====== Source records

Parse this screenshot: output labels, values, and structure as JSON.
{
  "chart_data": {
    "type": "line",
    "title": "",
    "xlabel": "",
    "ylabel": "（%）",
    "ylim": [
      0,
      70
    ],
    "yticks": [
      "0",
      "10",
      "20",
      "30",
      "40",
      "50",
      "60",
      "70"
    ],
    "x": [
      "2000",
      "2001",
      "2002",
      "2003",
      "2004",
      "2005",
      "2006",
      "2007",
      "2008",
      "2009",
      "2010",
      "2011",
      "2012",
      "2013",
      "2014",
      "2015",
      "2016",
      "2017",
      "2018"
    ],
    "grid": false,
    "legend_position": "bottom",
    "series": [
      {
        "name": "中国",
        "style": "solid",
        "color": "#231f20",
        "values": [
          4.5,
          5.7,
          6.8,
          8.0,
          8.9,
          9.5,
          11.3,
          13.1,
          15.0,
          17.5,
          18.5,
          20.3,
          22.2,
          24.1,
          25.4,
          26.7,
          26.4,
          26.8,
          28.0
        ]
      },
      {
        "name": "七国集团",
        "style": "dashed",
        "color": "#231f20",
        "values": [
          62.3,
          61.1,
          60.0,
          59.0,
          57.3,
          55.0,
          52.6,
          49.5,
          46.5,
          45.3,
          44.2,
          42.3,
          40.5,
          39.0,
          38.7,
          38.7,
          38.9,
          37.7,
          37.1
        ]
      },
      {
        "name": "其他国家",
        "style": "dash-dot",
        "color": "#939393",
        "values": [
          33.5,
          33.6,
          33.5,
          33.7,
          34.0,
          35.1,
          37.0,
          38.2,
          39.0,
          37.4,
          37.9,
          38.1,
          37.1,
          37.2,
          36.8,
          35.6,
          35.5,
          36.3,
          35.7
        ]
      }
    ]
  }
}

============

▶ **Stated exercise**: Pull out each record as written and restate it exactly.

▶ **Final answer**:
Parse this screenshot: output labels, values, and structure as JSON.
{
  "chart_data": {
    "type": "line",
    "title": "",
    "xlabel": "",
    "ylabel": "（%）",
    "ylim": [
      0,
      70
    ],
    "yticks": [
      "0",
      "10",
      "20",
      "30",
      "40",
      "50",
      "60",
      "70"
    ],
    "x": [
      "2000",
      "2001",
      "2002",
      "2003",
      "2004",
      "2005",
      "2006",
      "2007",
      "2008",
      "2009",
      "2010",
      "2011",
      "2012",
      "2013",
      "2014",
      "2015",
      "2016",
      "2017",
      "2018"
    ],
    "grid": false,
    "legend_position": "bottom",
    "series": [
      {
        "name": "中国",
        "style": "solid",
        "color": "#231f20",
        "values": [
          4.5,
          5.7,
          6.8,
          8.0,
          8.9,
          9.5,
          11.3,
          13.1,
          15.0,
          17.5,
          18.5,
          20.3,
          22.2,
          24.1,
          25.4,
          26.7,
          26.4,
          26.8,
          28.0
        ]
      },
      {
        "name": "七国集团",
        "style": "dashed",
        "color": "#231f20",
        "values": [
          62.3,
          61.1,
          60.0,
          59.0,
          57.3,
          55.0,
          52.6,
          49.5,
          46.5,
          45.3,
          44.2,
          42.3,
          40.5,
          39.0,
          38.7,
          38.7,
          38.9,
          37.7,
          37.1
        ]
      },
      {
        "name": "其他国家",
        "style": "dash-dot",
        "color": "#939393",
        "values": [
          33.5,
          33.6,
          33.5,
          33.7,
          34.0,
          35.1,
          37.0,
          38.2,
          39.0,
          37.4,
          37.9,
          38.1,
          37.1,
          37.2,
          36.8,
          35.6,
          35.5,
          36.3,
          35.7
        ]
      }
    ]
  }
}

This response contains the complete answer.